Dataset extract —
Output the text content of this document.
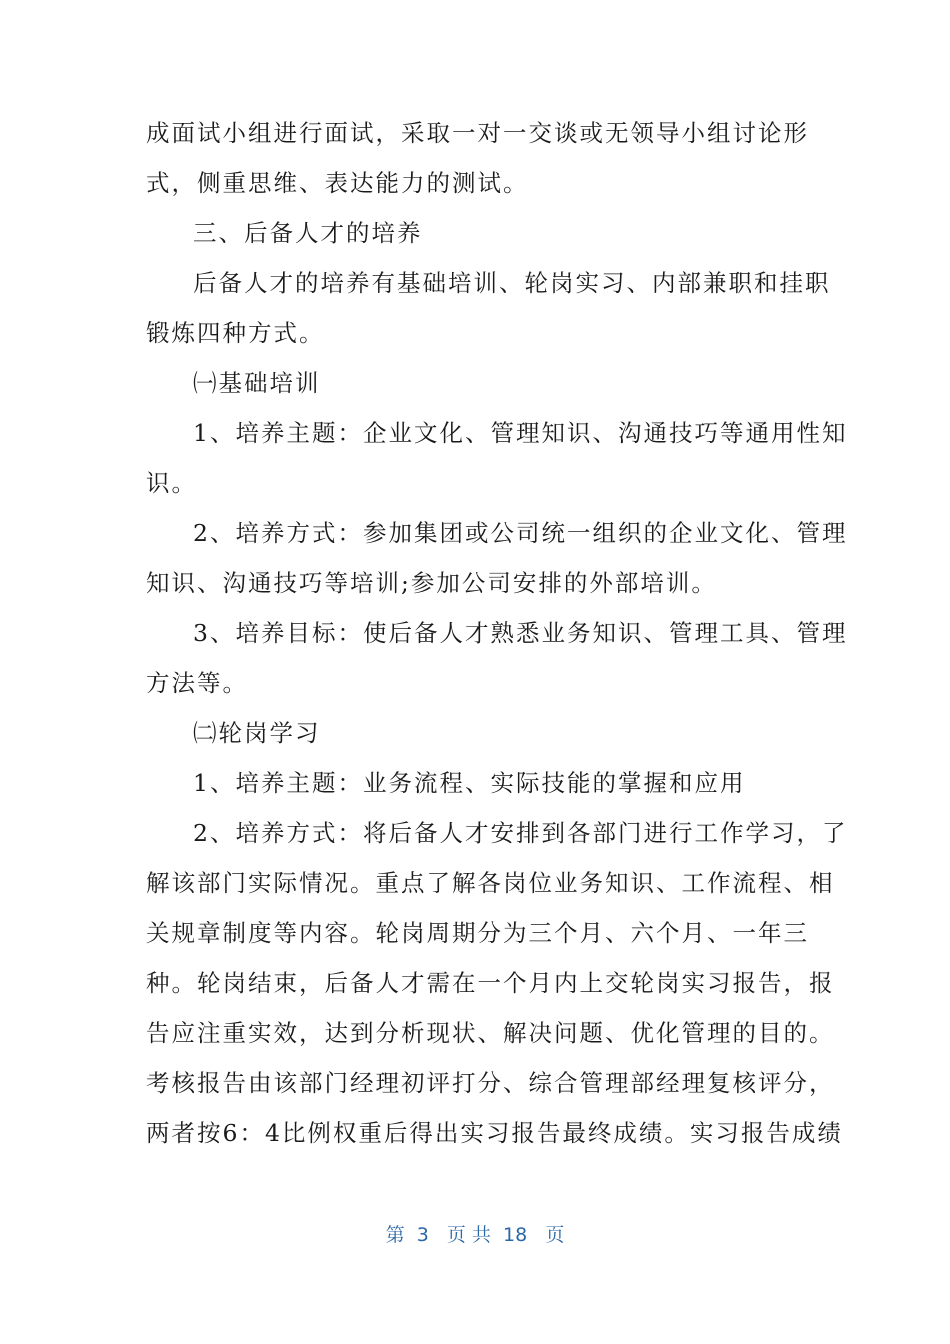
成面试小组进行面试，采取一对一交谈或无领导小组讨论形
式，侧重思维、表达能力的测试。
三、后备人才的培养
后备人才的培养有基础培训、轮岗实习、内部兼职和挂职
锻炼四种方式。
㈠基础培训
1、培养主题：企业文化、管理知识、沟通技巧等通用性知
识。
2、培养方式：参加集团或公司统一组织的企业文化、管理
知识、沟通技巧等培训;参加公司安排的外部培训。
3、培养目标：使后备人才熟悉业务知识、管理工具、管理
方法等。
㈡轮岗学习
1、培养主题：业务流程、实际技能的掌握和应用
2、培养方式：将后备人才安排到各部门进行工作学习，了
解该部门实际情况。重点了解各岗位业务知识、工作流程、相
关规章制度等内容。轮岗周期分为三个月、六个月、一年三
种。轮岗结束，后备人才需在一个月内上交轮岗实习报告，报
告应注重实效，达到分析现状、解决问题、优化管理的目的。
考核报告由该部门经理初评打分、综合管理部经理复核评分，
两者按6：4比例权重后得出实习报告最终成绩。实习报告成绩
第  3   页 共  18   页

Stated problem — With the pictures omitted, reproduce the records in full and exactly.

Completed exercise —
Output the text content of this document.
成面试小组进行面试，采取一对一交谈或无领导小组讨论形
式，侧重思维、表达能力的测试。
三、后备人才的培养
后备人才的培养有基础培训、轮岗实习、内部兼职和挂职
锻炼四种方式。
㈠基础培训
1、培养主题：企业文化、管理知识、沟通技巧等通用性知
识。
2、培养方式：参加集团或公司统一组织的企业文化、管理
知识、沟通技巧等培训;参加公司安排的外部培训。
3、培养目标：使后备人才熟悉业务知识、管理工具、管理
方法等。
㈡轮岗学习
1、培养主题：业务流程、实际技能的掌握和应用
2、培养方式：将后备人才安排到各部门进行工作学习，了
解该部门实际情况。重点了解各岗位业务知识、工作流程、相
关规章制度等内容。轮岗周期分为三个月、六个月、一年三
种。轮岗结束，后备人才需在一个月内上交轮岗实习报告，报
告应注重实效，达到分析现状、解决问题、优化管理的目的。
考核报告由该部门经理初评打分、综合管理部经理复核评分，
两者按6：4比例权重后得出实习报告最终成绩。实习报告成绩
第  3   页 共  18   页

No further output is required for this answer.